Collected data entries:
┄┄┄┄┄┄┄┄┄┄┄┄┄┄┄┄┄┄┄┄

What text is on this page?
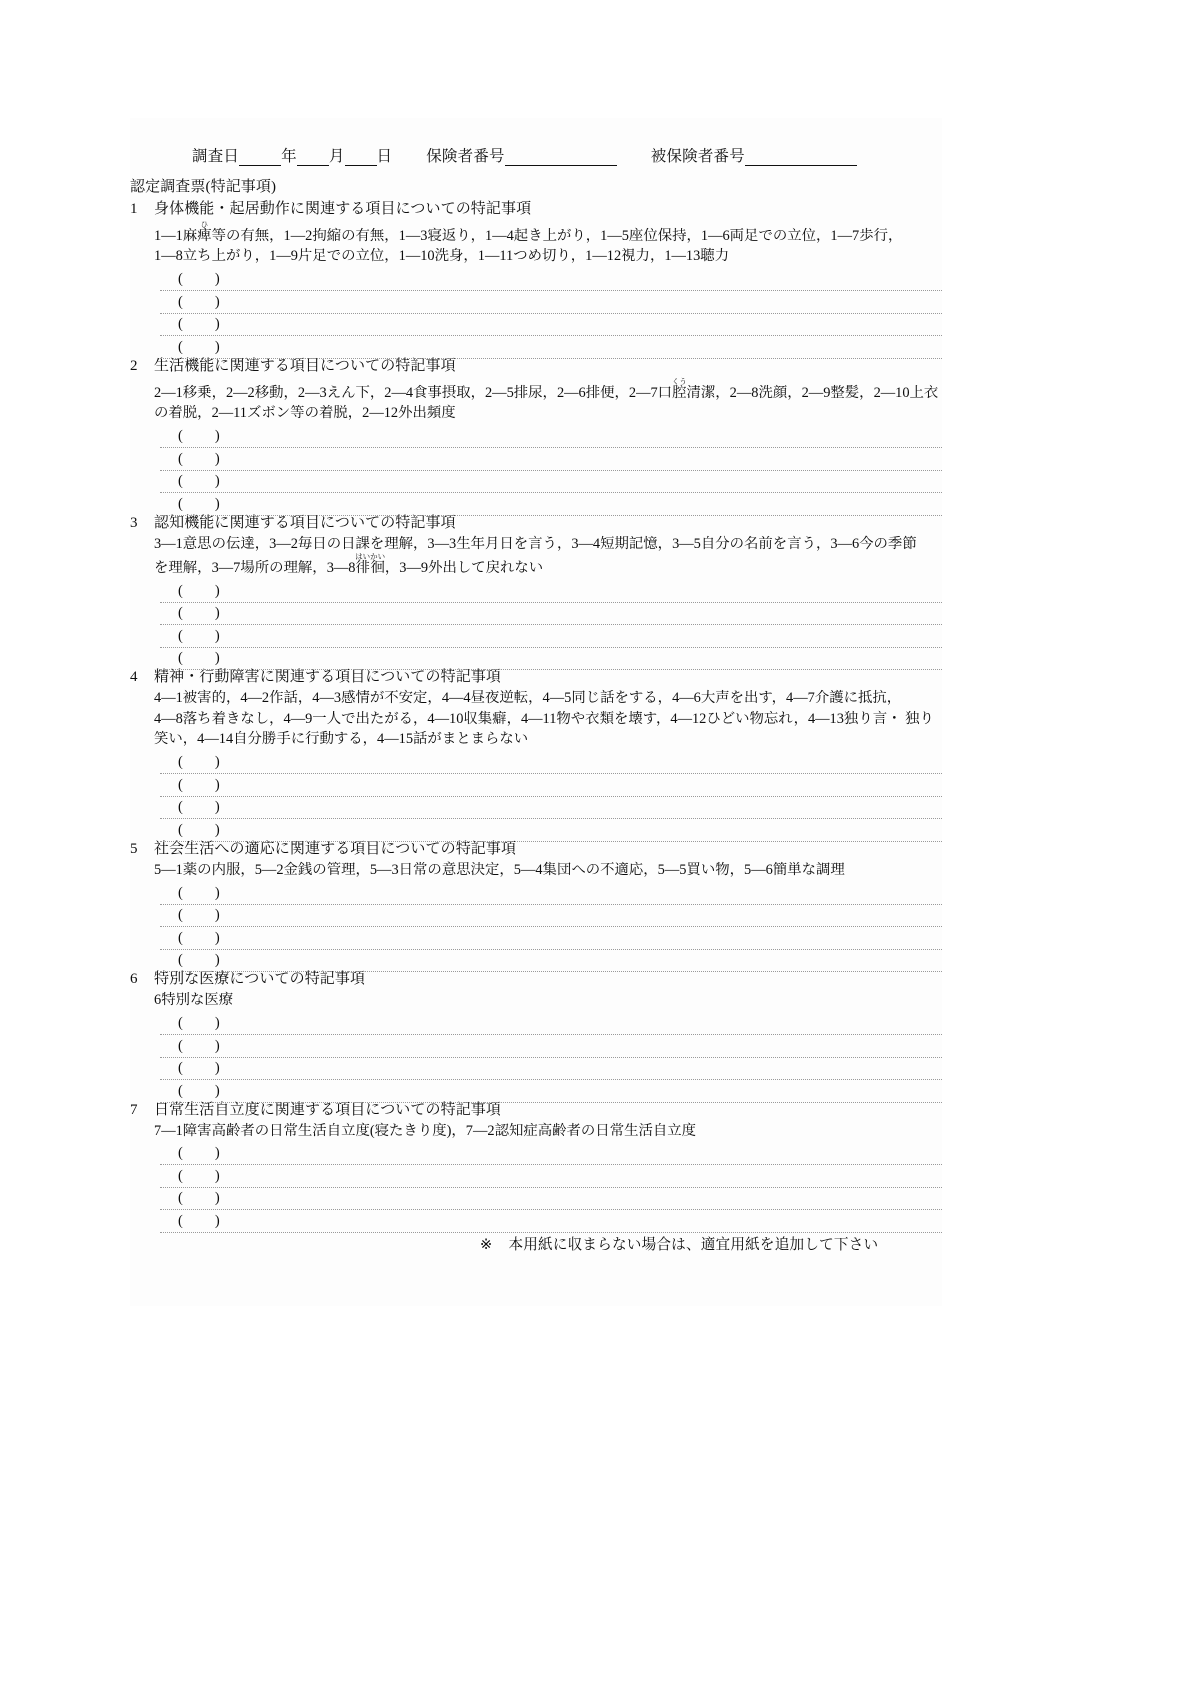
調査日	年 月 日 保険者番号	被保険者番号
認定調査票(特記事項)
1	身体機能・起居動作に関連する項目についての特記事項
1―1麻痺ひ等の有無，1―2拘縮の有無，1―3寝返り，1―4起き上がり，1―5座位保持，1―6両足での立位，1―7歩行，
1―8立ち上がり，1―9片足での立位，1―10洗身，1―11つめ切り，1―12視力，1―13聴力
(　　)
(　　)
(　　)
(　　)
2	生活機能に関連する項目についての特記事項
2―1移乗，2―2移動，2―3えん下，2―4食事摂取，2―5排尿，2―6排便，2―7口腔くう清潔，2―8洗顔，2―9整髪，2―10上衣
の着脱，2―11ズボン等の着脱，2―12外出頻度
(　　)
(　　)
(　　)
(　　)
3	認知機能に関連する項目についての特記事項
3―1意思の伝達，3―2毎日の日課を理解，3―3生年月日を言う，3―4短期記憶，3―5自分の名前を言う，3―6今の季節
を理解，3―7場所の理解，3―8徘徊はいかい，3―9外出して戻れない
(　　)
(　　)
(　　)
(　　)
4	精神・行動障害に関連する項目についての特記事項
4―1被害的，4―2作話，4―3感情が不安定，4―4昼夜逆転，4―5同じ話をする，4―6大声を出す，4―7介護に抵抗，
4―8落ち着きなし，4―9一人で出たがる，4―10収集癖，4―11物や衣類を壊す，4―12ひどい物忘れ，4―13独り言・ 独り笑い，4―14自分勝手に行動する，4―15話がまとまらない
(　　)
(　　)
(　　)
(　　)
5	社会生活への適応に関連する項目についての特記事項
5―1薬の内服，5―2金銭の管理，5―3日常の意思決定，5―4集団への不適応，5―5買い物，5―6簡単な調理
(　　)
(　　)
(　　)
(　　)
6	特別な医療についての特記事項
6特別な医療
(　　)
(　　)
(　　)
(　　)
7	日常生活自立度に関連する項目についての特記事項
7―1障害高齢者の日常生活自立度(寝たきり度)，7―2認知症高齢者の日常生活自立度
(　　)
(　　)
(　　)
(　　)
※ 本用紙に収まらない場合は、適宜用紙を追加して下さい
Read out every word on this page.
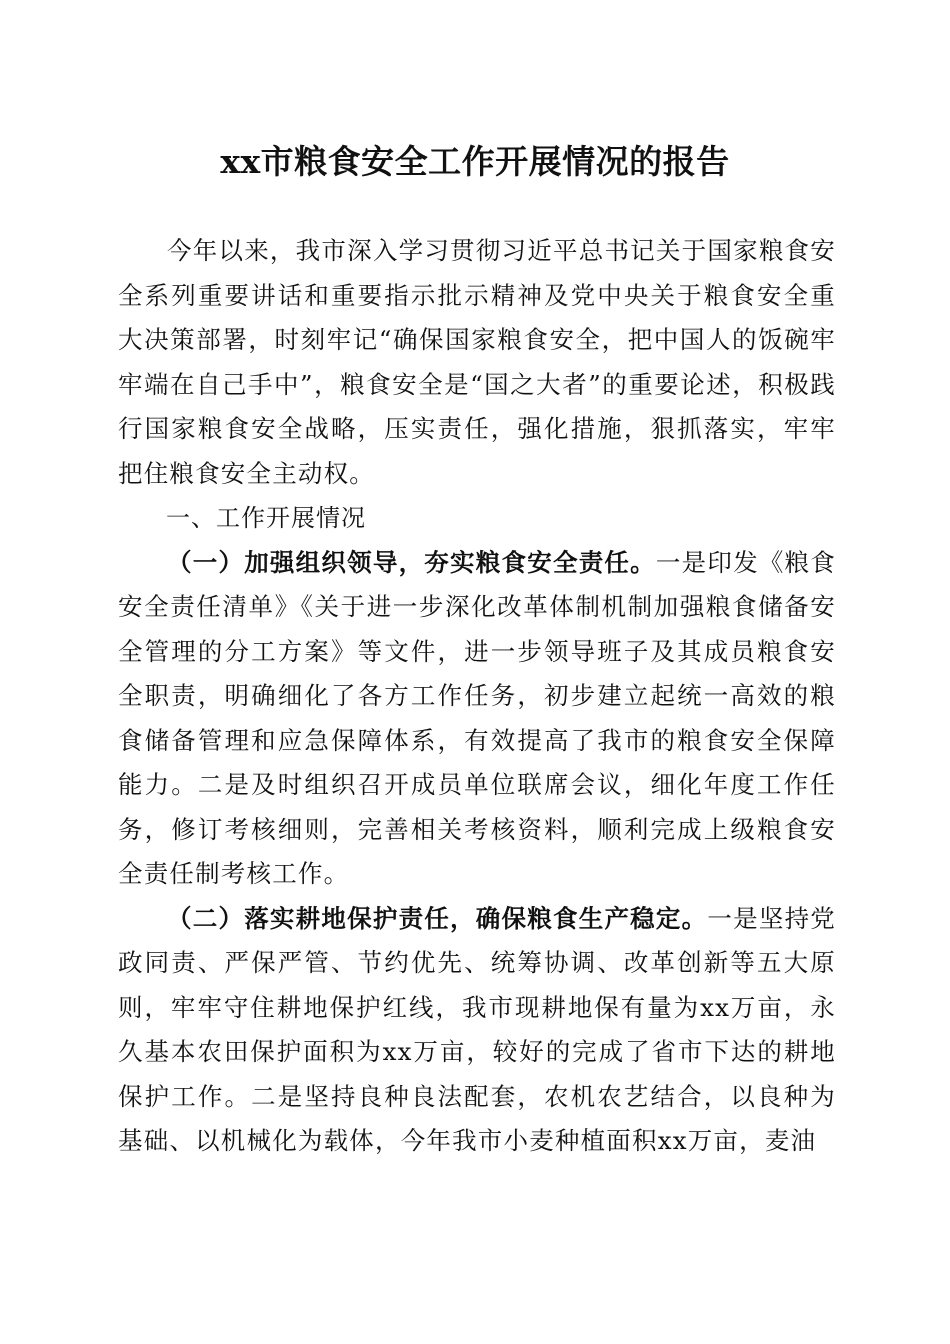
xx市粮食安全工作开展情况的报告

今年以来，我市深入学习贯彻习近平总书记关于国家粮食安全系列重要讲话和重要指示批示精神及党中央关于粮食安全重大决策部署，时刻牢记“确保国家粮食安全，把中国人的饭碗牢牢端在自己手中”，粮食安全是“国之大者”的重要论述，积极践行国家粮食安全战略，压实责任，强化措施，狠抓落实，牢牢把住粮食安全主动权。

一、工作开展情况

（一）加强组织领导，夯实粮食安全责任。一是印发《粮食安全责任清单》《关于进一步深化改革体制机制加强粮食储备安全管理的分工方案》等文件，进一步领导班子及其成员粮食安全职责，明确细化了各方工作任务，初步建立起统一高效的粮食储备管理和应急保障体系，有效提高了我市的粮食安全保障能力。二是及时组织召开成员单位联席会议，细化年度工作任务，修订考核细则，完善相关考核资料，顺利完成上级粮食安全责任制考核工作。

（二）落实耕地保护责任，确保粮食生产稳定。一是坚持党政同责、严保严管、节约优先、统筹协调、改革创新等五大原则，牢牢守住耕地保护红线，我市现耕地保有量为xx万亩，永久基本农田保护面积为xx万亩，较好的完成了省市下达的耕地保护工作。二是坚持良种良法配套，农机农艺结合，以良种为基础、以机械化为载体，今年我市小麦种植面积xx万亩，麦油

┄┄┄┄┄┄┄┄┄┄┄┄┄┄┄┄┄┄┄┄

--- Task goal ---
Reproduce the full material exactly, excluding the pictures.

--- Solution for this problem ---
What text is on this page?
調査日	年 月 日 保険者番号	被保険者番号
認定調査票(特記事項)
1	身体機能・起居動作に関連する項目についての特記事項
1―1麻痺ひ等の有無，1―2拘縮の有無，1―3寝返り，1―4起き上がり，1―5座位保持，1―6両足での立位，1―7歩行，
1―8立ち上がり，1―9片足での立位，1―10洗身，1―11つめ切り，1―12視力，1―13聴力
(　　)
(　　)
(　　)
(　　)
2	生活機能に関連する項目についての特記事項
2―1移乗，2―2移動，2―3えん下，2―4食事摂取，2―5排尿，2―6排便，2―7口腔くう清潔，2―8洗顔，2―9整髪，2―10上衣
の着脱，2―11ズボン等の着脱，2―12外出頻度
(　　)
(　　)
(　　)
(　　)
3	認知機能に関連する項目についての特記事項
3―1意思の伝達，3―2毎日の日課を理解，3―3生年月日を言う，3―4短期記憶，3―5自分の名前を言う，3―6今の季節
を理解，3―7場所の理解，3―8徘徊はいかい，3―9外出して戻れない
(　　)
(　　)
(　　)
(　　)
4	精神・行動障害に関連する項目についての特記事項
4―1被害的，4―2作話，4―3感情が不安定，4―4昼夜逆転，4―5同じ話をする，4―6大声を出す，4―7介護に抵抗，
4―8落ち着きなし，4―9一人で出たがる，4―10収集癖，4―11物や衣類を壊す，4―12ひどい物忘れ，4―13独り言・ 独り笑い，4―14自分勝手に行動する，4―15話がまとまらない
(　　)
(　　)
(　　)
(　　)
5	社会生活への適応に関連する項目についての特記事項
5―1薬の内服，5―2金銭の管理，5―3日常の意思決定，5―4集団への不適応，5―5買い物，5―6簡単な調理
(　　)
(　　)
(　　)
(　　)
6	特別な医療についての特記事項
6特別な医療
(　　)
(　　)
(　　)
(　　)
7	日常生活自立度に関連する項目についての特記事項
7―1障害高齢者の日常生活自立度(寝たきり度)，7―2認知症高齢者の日常生活自立度
(　　)
(　　)
(　　)
(　　)
※ 本用紙に収まらない場合は、適宜用紙を追加して下さい
Read out every word on this page.
xx市粮食安全工作开展情况的报告

今年以来，我市深入学习贯彻习近平总书记关于国家粮食安全系列重要讲话和重要指示批示精神及党中央关于粮食安全重大决策部署，时刻牢记“确保国家粮食安全，把中国人的饭碗牢牢端在自己手中”，粮食安全是“国之大者”的重要论述，积极践行国家粮食安全战略，压实责任，强化措施，狠抓落实，牢牢把住粮食安全主动权。

一、工作开展情况

（一）加强组织领导，夯实粮食安全责任。一是印发《粮食安全责任清单》《关于进一步深化改革体制机制加强粮食储备安全管理的分工方案》等文件，进一步领导班子及其成员粮食安全职责，明确细化了各方工作任务，初步建立起统一高效的粮食储备管理和应急保障体系，有效提高了我市的粮食安全保障能力。二是及时组织召开成员单位联席会议，细化年度工作任务，修订考核细则，完善相关考核资料，顺利完成上级粮食安全责任制考核工作。

（二）落实耕地保护责任，确保粮食生产稳定。一是坚持党政同责、严保严管、节约优先、统筹协调、改革创新等五大原则，牢牢守住耕地保护红线，我市现耕地保有量为xx万亩，永久基本农田保护面积为xx万亩，较好的完成了省市下达的耕地保护工作。二是坚持良种良法配套，农机农艺结合，以良种为基础、以机械化为载体，今年我市小麦种植面积xx万亩，麦油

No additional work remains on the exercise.